THE TASK
The records that follow need to be output exactly as they are.

EXERCISE DATA
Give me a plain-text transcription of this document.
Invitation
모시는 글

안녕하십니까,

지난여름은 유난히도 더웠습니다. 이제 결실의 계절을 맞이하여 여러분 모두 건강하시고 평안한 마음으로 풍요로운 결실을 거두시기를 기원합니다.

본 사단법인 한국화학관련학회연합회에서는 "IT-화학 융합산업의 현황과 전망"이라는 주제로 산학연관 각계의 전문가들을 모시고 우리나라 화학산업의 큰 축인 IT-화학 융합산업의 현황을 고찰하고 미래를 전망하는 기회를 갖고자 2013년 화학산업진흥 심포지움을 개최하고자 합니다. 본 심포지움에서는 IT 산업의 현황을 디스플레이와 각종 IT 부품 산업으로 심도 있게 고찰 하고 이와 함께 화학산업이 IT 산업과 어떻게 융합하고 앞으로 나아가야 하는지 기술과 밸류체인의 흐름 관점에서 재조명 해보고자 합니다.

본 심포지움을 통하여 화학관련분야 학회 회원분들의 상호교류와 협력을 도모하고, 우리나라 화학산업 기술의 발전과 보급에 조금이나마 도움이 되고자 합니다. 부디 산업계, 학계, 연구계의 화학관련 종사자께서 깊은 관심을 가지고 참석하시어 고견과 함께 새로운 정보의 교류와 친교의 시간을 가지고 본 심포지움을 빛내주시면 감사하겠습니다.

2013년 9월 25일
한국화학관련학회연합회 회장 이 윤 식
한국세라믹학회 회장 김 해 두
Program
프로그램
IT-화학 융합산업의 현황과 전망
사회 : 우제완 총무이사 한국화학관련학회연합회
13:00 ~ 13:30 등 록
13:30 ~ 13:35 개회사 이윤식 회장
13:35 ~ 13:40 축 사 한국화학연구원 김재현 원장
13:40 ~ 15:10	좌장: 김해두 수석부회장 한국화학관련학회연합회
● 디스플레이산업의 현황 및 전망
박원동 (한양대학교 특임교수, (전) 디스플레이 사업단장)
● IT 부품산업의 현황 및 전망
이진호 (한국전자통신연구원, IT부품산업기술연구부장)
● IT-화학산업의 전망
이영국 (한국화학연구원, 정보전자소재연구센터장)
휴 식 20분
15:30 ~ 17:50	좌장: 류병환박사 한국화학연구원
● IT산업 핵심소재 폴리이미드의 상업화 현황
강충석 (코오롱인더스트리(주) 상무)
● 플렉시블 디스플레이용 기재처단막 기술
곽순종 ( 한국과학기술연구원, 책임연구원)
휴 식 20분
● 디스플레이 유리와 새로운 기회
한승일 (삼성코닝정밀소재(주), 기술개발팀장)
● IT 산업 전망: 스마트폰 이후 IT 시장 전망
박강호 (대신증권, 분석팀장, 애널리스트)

FINISHED ANSWER
Give me a plain-text transcription of this document.
Invitation
모시는 글

안녕하십니까,

지난여름은 유난히도 더웠습니다. 이제 결실의 계절을 맞이하여 여러분 모두 건강하시고 평안한 마음으로 풍요로운 결실을 거두시기를 기원합니다.

본 사단법인 한국화학관련학회연합회에서는 "IT-화학 융합산업의 현황과 전망"이라는 주제로 산학연관 각계의 전문가들을 모시고 우리나라 화학산업의 큰 축인 IT-화학 융합산업의 현황을 고찰하고 미래를 전망하는 기회를 갖고자 2013년 화학산업진흥 심포지움을 개최하고자 합니다. 본 심포지움에서는 IT 산업의 현황을 디스플레이와 각종 IT 부품 산업으로 심도 있게 고찰 하고 이와 함께 화학산업이 IT 산업과 어떻게 융합하고 앞으로 나아가야 하는지 기술과 밸류체인의 흐름 관점에서 재조명 해보고자 합니다.

본 심포지움을 통하여 화학관련분야 학회 회원분들의 상호교류와 협력을 도모하고, 우리나라 화학산업 기술의 발전과 보급에 조금이나마 도움이 되고자 합니다. 부디 산업계, 학계, 연구계의 화학관련 종사자께서 깊은 관심을 가지고 참석하시어 고견과 함께 새로운 정보의 교류와 친교의 시간을 가지고 본 심포지움을 빛내주시면 감사하겠습니다.

2013년 9월 25일
한국화학관련학회연합회 회장 이 윤 식
한국세라믹학회 회장 김 해 두
Program
프로그램
IT-화학 융합산업의 현황과 전망
사회 : 우제완 총무이사 한국화학관련학회연합회
13:00 ~ 13:30 등 록
13:30 ~ 13:35 개회사 이윤식 회장
13:35 ~ 13:40 축 사 한국화학연구원 김재현 원장
13:40 ~ 15:10	좌장: 김해두 수석부회장 한국화학관련학회연합회
● 디스플레이산업의 현황 및 전망
박원동 (한양대학교 특임교수, (전) 디스플레이 사업단장)
● IT 부품산업의 현황 및 전망
이진호 (한국전자통신연구원, IT부품산업기술연구부장)
● IT-화학산업의 전망
이영국 (한국화학연구원, 정보전자소재연구센터장)
휴 식 20분
15:30 ~ 17:50	좌장: 류병환박사 한국화학연구원
● IT산업 핵심소재 폴리이미드의 상업화 현황
강충석 (코오롱인더스트리(주) 상무)
● 플렉시블 디스플레이용 기재처단막 기술
곽순종 ( 한국과학기술연구원, 책임연구원)
휴 식 20분
● 디스플레이 유리와 새로운 기회
한승일 (삼성코닝정밀소재(주), 기술개발팀장)
● IT 산업 전망: 스마트폰 이후 IT 시장 전망
박강호 (대신증권, 분석팀장, 애널리스트)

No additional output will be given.